# OBJECTIVE:
Using the listing below, copy every line that mentions "konsentrasi".

# RAW RECORDS:
--------

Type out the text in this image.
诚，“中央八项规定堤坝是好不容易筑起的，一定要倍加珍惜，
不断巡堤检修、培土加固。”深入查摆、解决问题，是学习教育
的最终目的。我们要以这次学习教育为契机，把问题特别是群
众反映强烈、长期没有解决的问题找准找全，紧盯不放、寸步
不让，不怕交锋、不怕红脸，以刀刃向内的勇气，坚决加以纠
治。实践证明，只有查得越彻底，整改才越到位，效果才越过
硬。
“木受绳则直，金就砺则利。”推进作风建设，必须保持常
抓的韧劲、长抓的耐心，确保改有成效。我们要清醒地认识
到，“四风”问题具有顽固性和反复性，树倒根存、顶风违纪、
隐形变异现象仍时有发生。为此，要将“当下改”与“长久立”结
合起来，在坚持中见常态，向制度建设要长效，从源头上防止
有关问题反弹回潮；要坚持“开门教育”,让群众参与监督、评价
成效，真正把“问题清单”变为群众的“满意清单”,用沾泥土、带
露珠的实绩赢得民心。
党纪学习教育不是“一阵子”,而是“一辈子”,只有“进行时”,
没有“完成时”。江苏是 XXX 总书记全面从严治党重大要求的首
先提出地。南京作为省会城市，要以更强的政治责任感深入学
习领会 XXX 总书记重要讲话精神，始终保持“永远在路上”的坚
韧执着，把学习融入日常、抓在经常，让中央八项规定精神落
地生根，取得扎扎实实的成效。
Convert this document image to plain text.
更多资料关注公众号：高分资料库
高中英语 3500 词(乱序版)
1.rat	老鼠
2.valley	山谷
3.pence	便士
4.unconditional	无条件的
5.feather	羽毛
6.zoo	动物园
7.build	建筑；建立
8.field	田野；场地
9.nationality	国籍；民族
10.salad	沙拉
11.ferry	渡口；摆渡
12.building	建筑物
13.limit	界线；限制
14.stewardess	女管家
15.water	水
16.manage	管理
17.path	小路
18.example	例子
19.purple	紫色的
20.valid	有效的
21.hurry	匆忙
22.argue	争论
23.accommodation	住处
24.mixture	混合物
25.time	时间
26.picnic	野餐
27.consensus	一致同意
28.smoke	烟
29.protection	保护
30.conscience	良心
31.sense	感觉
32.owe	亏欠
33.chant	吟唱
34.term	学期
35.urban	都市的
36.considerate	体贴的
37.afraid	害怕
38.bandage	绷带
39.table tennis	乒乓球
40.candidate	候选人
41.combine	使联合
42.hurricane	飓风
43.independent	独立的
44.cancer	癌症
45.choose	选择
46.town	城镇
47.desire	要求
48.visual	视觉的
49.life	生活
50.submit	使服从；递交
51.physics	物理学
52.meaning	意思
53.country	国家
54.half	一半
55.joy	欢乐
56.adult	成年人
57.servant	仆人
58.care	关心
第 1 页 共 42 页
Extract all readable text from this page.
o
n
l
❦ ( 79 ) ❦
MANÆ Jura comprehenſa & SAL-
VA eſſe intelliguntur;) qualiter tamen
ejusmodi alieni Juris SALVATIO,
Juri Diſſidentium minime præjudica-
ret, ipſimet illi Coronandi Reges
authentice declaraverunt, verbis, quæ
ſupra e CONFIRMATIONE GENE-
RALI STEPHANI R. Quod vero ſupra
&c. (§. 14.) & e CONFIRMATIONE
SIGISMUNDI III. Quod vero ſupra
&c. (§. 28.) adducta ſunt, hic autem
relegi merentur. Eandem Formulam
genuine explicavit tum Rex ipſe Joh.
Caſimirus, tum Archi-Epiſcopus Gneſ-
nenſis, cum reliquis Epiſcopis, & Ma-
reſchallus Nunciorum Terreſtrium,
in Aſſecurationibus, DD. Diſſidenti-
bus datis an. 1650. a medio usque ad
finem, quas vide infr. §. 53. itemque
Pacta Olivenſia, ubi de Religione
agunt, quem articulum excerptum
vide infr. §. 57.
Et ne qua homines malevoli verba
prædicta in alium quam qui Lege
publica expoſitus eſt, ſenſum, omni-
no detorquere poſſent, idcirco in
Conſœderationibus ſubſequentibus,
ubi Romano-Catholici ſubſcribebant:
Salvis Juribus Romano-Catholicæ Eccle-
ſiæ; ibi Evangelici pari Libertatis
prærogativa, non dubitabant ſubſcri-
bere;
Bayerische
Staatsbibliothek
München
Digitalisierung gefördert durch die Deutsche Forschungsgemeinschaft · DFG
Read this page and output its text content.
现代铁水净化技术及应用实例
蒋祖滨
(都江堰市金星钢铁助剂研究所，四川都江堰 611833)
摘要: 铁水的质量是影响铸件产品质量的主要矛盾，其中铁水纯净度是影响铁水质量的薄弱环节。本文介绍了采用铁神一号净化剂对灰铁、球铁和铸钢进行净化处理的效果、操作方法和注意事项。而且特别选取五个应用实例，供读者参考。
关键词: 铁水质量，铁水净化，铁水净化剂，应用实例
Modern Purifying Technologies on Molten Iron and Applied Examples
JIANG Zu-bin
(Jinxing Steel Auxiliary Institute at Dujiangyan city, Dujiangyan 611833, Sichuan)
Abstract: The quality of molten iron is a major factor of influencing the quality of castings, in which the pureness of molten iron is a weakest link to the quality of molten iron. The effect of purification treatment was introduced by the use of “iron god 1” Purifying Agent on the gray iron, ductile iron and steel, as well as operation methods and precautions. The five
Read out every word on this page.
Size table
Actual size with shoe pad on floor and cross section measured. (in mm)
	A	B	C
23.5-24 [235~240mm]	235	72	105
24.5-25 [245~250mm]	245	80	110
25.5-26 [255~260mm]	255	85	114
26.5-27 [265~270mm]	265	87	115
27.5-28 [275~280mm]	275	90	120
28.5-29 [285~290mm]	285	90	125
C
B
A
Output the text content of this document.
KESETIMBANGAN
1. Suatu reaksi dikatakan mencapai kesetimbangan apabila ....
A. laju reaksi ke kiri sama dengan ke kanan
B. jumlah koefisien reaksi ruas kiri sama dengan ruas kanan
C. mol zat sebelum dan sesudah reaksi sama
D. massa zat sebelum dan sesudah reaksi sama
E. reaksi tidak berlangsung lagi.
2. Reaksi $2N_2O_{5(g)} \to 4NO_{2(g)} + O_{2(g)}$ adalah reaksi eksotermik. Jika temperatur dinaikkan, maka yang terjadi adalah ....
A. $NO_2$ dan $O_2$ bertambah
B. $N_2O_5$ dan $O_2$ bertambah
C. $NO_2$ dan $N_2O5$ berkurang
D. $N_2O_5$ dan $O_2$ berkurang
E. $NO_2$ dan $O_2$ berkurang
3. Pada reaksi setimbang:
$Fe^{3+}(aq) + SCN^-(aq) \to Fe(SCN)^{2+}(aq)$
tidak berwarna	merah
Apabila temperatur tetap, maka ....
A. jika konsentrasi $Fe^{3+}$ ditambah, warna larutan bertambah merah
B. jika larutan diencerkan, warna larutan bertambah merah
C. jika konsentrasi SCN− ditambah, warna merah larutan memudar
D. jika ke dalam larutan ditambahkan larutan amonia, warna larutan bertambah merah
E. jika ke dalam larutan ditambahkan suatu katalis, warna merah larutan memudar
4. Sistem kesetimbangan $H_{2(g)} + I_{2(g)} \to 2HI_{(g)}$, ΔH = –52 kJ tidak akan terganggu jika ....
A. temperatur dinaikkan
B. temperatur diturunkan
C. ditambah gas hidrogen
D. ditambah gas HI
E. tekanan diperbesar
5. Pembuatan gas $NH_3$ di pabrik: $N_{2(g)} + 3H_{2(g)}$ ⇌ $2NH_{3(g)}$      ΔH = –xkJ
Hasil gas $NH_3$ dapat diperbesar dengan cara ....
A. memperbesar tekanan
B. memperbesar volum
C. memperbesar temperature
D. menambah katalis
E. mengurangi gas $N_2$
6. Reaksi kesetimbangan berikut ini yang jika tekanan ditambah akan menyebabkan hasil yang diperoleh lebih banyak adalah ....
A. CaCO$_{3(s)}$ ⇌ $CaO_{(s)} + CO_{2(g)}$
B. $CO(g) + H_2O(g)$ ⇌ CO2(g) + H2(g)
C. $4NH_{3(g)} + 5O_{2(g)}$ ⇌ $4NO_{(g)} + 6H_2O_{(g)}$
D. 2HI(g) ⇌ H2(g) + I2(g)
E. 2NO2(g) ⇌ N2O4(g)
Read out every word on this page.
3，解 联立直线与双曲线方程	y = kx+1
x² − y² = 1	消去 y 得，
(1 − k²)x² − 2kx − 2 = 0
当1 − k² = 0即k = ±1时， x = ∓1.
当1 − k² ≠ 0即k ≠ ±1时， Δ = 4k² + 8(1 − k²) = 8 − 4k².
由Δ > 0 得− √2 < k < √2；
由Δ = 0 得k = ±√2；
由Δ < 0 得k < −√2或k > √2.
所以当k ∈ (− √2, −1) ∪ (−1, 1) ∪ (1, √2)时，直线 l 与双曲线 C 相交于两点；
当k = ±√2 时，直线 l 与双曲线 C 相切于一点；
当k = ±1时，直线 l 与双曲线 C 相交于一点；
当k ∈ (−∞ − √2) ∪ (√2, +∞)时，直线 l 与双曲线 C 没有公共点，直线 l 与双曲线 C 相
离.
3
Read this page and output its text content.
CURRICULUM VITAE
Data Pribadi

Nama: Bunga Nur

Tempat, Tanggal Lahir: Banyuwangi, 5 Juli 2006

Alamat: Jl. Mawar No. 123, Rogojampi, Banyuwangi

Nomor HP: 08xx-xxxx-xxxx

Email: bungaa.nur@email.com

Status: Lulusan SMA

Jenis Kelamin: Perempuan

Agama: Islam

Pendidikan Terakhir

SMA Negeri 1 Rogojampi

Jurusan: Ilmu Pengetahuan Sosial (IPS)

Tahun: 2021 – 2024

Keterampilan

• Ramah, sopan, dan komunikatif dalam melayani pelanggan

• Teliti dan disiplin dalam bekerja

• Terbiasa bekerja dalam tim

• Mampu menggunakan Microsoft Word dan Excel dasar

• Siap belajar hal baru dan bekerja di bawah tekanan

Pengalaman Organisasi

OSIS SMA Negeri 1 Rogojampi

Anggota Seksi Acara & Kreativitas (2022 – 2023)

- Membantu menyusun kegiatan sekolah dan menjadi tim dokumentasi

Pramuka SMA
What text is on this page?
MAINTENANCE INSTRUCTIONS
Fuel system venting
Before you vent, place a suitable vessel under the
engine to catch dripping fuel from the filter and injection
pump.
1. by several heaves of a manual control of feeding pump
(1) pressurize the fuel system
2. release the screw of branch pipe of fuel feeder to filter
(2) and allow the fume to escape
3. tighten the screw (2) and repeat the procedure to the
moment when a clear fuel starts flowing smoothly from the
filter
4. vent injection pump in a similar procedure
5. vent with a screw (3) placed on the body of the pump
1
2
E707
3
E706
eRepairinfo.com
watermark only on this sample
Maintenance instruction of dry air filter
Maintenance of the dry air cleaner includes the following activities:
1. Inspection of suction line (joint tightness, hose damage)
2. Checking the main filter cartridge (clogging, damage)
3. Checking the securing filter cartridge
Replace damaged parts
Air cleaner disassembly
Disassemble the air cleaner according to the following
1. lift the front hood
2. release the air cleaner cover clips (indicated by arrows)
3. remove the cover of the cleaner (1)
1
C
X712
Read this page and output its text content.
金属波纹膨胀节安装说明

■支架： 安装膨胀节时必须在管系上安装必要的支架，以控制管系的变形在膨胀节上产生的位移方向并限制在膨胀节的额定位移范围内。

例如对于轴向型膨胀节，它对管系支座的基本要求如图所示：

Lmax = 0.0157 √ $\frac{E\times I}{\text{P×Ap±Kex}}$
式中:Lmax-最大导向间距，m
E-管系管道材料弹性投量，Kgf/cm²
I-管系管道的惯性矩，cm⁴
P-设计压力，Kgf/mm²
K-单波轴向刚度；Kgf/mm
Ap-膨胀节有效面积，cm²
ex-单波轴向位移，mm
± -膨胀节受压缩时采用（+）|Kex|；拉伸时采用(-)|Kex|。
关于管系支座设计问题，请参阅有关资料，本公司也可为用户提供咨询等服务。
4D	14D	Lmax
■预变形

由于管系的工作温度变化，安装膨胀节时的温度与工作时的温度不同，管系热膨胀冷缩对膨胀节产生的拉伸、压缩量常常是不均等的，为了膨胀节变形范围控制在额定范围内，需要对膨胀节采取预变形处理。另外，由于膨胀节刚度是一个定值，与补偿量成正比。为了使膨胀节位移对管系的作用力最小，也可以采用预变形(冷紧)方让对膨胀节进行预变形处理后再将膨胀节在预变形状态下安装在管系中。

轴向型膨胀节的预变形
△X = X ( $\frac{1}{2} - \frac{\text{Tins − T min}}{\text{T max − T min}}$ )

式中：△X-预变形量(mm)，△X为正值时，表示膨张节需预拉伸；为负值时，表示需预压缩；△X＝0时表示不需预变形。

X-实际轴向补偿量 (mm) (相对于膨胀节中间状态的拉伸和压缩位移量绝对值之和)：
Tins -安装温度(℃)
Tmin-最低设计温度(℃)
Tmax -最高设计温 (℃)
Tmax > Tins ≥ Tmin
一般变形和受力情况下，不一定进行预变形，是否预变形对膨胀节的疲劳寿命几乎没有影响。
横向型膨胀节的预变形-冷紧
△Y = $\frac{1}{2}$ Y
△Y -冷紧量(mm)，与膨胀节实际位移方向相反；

--------

# ANSWER TO THIS TASK:
A. jika konsentrasi $Fe^{3+}$ ditambah, warna larutan bertambah merah
C. jika konsentrasi SCN− ditambah, warna merah larutan memudar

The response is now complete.